SHORT EXERCISE
Can you retype every record below exactly as written?
# start of ENTRIES PROVIDED
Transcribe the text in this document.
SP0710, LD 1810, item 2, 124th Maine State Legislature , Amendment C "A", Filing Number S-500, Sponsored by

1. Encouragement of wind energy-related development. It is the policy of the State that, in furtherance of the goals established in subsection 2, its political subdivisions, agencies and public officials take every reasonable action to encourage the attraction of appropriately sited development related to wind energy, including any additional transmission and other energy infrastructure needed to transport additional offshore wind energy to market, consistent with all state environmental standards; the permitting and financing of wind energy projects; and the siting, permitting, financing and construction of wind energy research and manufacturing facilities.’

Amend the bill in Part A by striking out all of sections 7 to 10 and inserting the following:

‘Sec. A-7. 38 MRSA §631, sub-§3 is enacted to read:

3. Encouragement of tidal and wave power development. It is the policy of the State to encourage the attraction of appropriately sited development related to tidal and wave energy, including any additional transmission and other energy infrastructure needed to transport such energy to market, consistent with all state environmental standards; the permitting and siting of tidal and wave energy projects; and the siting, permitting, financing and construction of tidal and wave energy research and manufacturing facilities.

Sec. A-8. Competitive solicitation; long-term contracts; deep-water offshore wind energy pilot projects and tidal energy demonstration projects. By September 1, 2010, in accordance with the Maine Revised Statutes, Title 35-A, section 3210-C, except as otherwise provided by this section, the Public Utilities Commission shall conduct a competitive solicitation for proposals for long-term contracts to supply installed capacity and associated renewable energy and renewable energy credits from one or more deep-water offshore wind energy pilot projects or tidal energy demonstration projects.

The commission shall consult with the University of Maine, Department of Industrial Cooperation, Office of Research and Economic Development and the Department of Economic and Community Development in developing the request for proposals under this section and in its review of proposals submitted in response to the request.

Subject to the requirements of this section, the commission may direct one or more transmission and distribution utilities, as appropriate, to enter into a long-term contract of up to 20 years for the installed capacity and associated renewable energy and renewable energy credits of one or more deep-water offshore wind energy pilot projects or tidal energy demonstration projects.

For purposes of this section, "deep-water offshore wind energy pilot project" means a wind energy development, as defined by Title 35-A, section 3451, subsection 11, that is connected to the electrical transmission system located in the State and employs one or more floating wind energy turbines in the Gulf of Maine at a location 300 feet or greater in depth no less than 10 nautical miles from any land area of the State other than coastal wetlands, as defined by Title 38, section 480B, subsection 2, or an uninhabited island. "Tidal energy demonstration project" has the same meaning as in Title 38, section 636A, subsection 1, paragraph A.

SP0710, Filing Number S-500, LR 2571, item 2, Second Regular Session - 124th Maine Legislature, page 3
# end of ENTRIES PROVIDED
COMPLETED TASK
Transcribe the text in this document.
SP0710, LD 1810, item 2, 124th Maine State Legislature , Amendment C "A", Filing Number S-500, Sponsored by

1. Encouragement of wind energy-related development. It is the policy of the State that, in furtherance of the goals established in subsection 2, its political subdivisions, agencies and public officials take every reasonable action to encourage the attraction of appropriately sited development related to wind energy, including any additional transmission and other energy infrastructure needed to transport additional offshore wind energy to market, consistent with all state environmental standards; the permitting and financing of wind energy projects; and the siting, permitting, financing and construction of wind energy research and manufacturing facilities.’

Amend the bill in Part A by striking out all of sections 7 to 10 and inserting the following:

‘Sec. A-7. 38 MRSA §631, sub-§3 is enacted to read:

3. Encouragement of tidal and wave power development. It is the policy of the State to encourage the attraction of appropriately sited development related to tidal and wave energy, including any additional transmission and other energy infrastructure needed to transport such energy to market, consistent with all state environmental standards; the permitting and siting of tidal and wave energy projects; and the siting, permitting, financing and construction of tidal and wave energy research and manufacturing facilities.

Sec. A-8. Competitive solicitation; long-term contracts; deep-water offshore wind energy pilot projects and tidal energy demonstration projects. By September 1, 2010, in accordance with the Maine Revised Statutes, Title 35-A, section 3210-C, except as otherwise provided by this section, the Public Utilities Commission shall conduct a competitive solicitation for proposals for long-term contracts to supply installed capacity and associated renewable energy and renewable energy credits from one or more deep-water offshore wind energy pilot projects or tidal energy demonstration projects.

The commission shall consult with the University of Maine, Department of Industrial Cooperation, Office of Research and Economic Development and the Department of Economic and Community Development in developing the request for proposals under this section and in its review of proposals submitted in response to the request.

Subject to the requirements of this section, the commission may direct one or more transmission and distribution utilities, as appropriate, to enter into a long-term contract of up to 20 years for the installed capacity and associated renewable energy and renewable energy credits of one or more deep-water offshore wind energy pilot projects or tidal energy demonstration projects.

For purposes of this section, "deep-water offshore wind energy pilot project" means a wind energy development, as defined by Title 35-A, section 3451, subsection 11, that is connected to the electrical transmission system located in the State and employs one or more floating wind energy turbines in the Gulf of Maine at a location 300 feet or greater in depth no less than 10 nautical miles from any land area of the State other than coastal wetlands, as defined by Title 38, section 480B, subsection 2, or an uninhabited island. "Tidal energy demonstration project" has the same meaning as in Title 38, section 636A, subsection 1, paragraph A.

SP0710, Filing Number S-500, LR 2571, item 2, Second Regular Session - 124th Maine Legislature, page 3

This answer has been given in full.